▸ Problem
Working from the material below, print the lines from the line holding "What does this" through its final line, inclusive, exactly and with nothing else; pictures are excluded.

▸ Source data
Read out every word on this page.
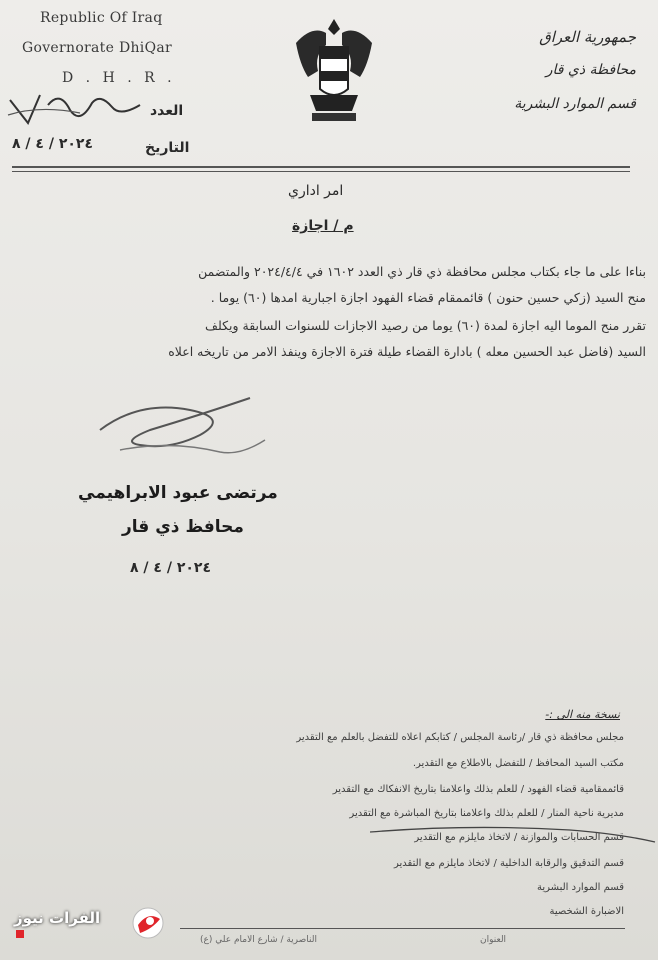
Republic Of Iraq
Governorate DhiQar
D . H . R .
العدد
التاريخ
٢٠٢٤ / ٤ / ٨
جمهورية العراق
محافظة ذي قار
قسم الموارد البشرية
امر اداري
م / اجازة
بناءا على ما جاء بكتاب مجلس محافظة ذي قار ذي العدد ١٦٠٢ في ٢٠٢٤/٤/٤ والمتضمن
منح السيد (زكي حسين حنون ) قائممقام قضاء الفهود اجازة اجبارية امدها (٦٠) يوما .
تقرر منح الموما اليه اجازة لمدة (٦٠) يوما من رصيد الاجازات للسنوات السابقة ويكلف
السيد (فاضل عبد الحسين معله ) بادارة القضاء طيلة فترة الاجازة وينفذ الامر من تاريخه اعلاه
مرتضى عبود الابراهيمي
محافظ ذي قار
٢٠٢٤ / ٤ / ٨
نسخة منه الى :-
مجلس محافظة ذي قار /رئاسة المجلس / كتابكم اعلاه للتفضل بالعلم مع التقدير
مكتب السيد المحافظ / للتفضل بالاطلاع مع التقدير.
قائممقامية قضاء الفهود / للعلم بذلك واعلامنا بتاريخ الانفكاك مع التقدير
مديرية ناحية المنار / للعلم بذلك واعلامنا بتاريخ المباشرة مع التقدير
قسم الحسابات والموازنة / لاتخاذ مايلزم مع التقدير
قسم التدقيق والرقابة الداخلية / لاتخاذ مايلزم مع التقدير
قسم الموارد البشرية
الاضبارة الشخصية
العنوان
الناصرية / شارع الامام علي (ع)
الفرات نيوز
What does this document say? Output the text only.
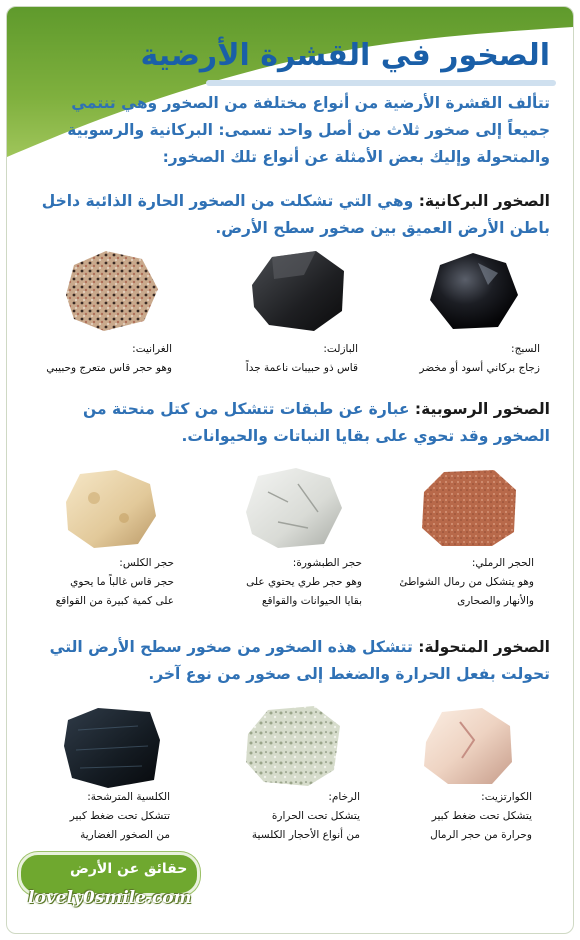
الصخور في القشرة الأرضية
تتألف القشرة الأرضية من أنواع مختلفة من الصخور وهي تنتمي
جميعاً إلى صخور ثلاث من أصل واحد تسمى: البركانية والرسوبية
والمتحولة وإليك بعض الأمثلة عن أنواع تلك الصخور:
الصخور البركانية: وهي التي تشكلت من الصخور الحارة الذائبة داخل
باطن الأرض العميق بين صخور سطح الأرض.
السبج:
زجاج بركاني أسود أو مخضر
البازلت:
قاس ذو حبيبات ناعمة جداً
الغرانيت:
وهو حجر قاس متعرج وحبيبي
الصخور الرسوبية: عبارة عن طبقات تتشكل من كتل منحتة من
الصخور وقد تحوي على بقايا النباتات والحيوانات.
الحجر الرملي:
وهو يتشكل من رمال الشواطئ
والأنهار والصحارى
حجر الطبشورة:
وهو حجر طري يحتوي على
بقايا الحيوانات والقواقع
حجر الكلس:
حجر قاس غالباً ما يحوي
على كمية كبيرة من القواقع
الصخور المتحولة: تتشكل هذه الصخور من صخور سطح الأرض التي
تحولت بفعل الحرارة والضغط إلى صخور من نوع آخر.
الكوارتزيت:
يتشكل تحت ضغط كبير
وحرارة من حجر الرمال
الرخام:
يتشكل تحت الحرارة
من أنواع الأحجار الكلسية
الكلسية المترشحة:
تتشكل تحت ضغط كبير
من الصخور الغضارية
حقائق عن الأرض
lovely0smile.com
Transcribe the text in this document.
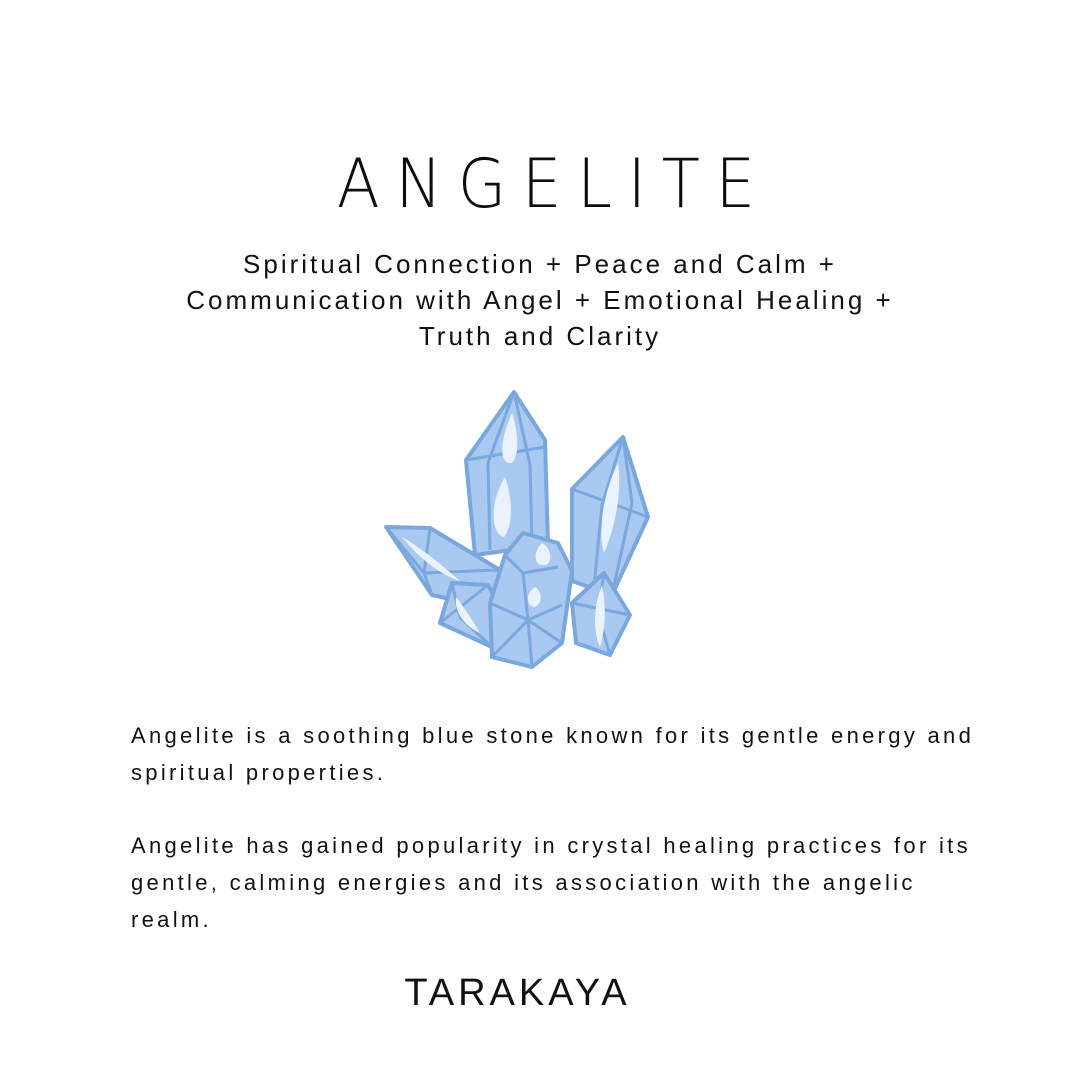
ANGELITE
Spiritual Connection + Peace and Calm + Communication with Angel + Emotional Healing + Truth and Clarity

Angelite is a soothing blue stone known for its gentle energy and spiritual properties.

Angelite has gained popularity in crystal healing practices for its gentle, calming energies and its association with the angelic realm.

TARAKAYA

▸ Exercise response
What does this document say? Output the text only.
الصخور في القشرة الأرضية
تتألف القشرة الأرضية من أنواع مختلفة من الصخور وهي تنتمي
جميعاً إلى صخور ثلاث من أصل واحد تسمى: البركانية والرسوبية
والمتحولة وإليك بعض الأمثلة عن أنواع تلك الصخور:
الصخور البركانية: وهي التي تشكلت من الصخور الحارة الذائبة داخل
باطن الأرض العميق بين صخور سطح الأرض.
السبج:
زجاج بركاني أسود أو مخضر
البازلت:
قاس ذو حبيبات ناعمة جداً
الغرانيت:
وهو حجر قاس متعرج وحبيبي
الصخور الرسوبية: عبارة عن طبقات تتشكل من كتل منحتة من
الصخور وقد تحوي على بقايا النباتات والحيوانات.
الحجر الرملي:
وهو يتشكل من رمال الشواطئ
والأنهار والصحارى
حجر الطبشورة:
وهو حجر طري يحتوي على
بقايا الحيوانات والقواقع
حجر الكلس:
حجر قاس غالباً ما يحوي
على كمية كبيرة من القواقع
الصخور المتحولة: تتشكل هذه الصخور من صخور سطح الأرض التي
تحولت بفعل الحرارة والضغط إلى صخور من نوع آخر.
الكوارتزيت:
يتشكل تحت ضغط كبير
وحرارة من حجر الرمال
الرخام:
يتشكل تحت الحرارة
من أنواع الأحجار الكلسية
الكلسية المترشحة:
تتشكل تحت ضغط كبير
من الصخور الغضارية
حقائق عن الأرض
lovely0smile.com
Transcribe the text in this document.
ANGELITE
Spiritual Connection + Peace and Calm + Communication with Angel + Emotional Healing + Truth and Clarity

Angelite is a soothing blue stone known for its gentle energy and spiritual properties.

Angelite has gained popularity in crystal healing practices for its gentle, calming energies and its association with the angelic realm.

TARAKAYA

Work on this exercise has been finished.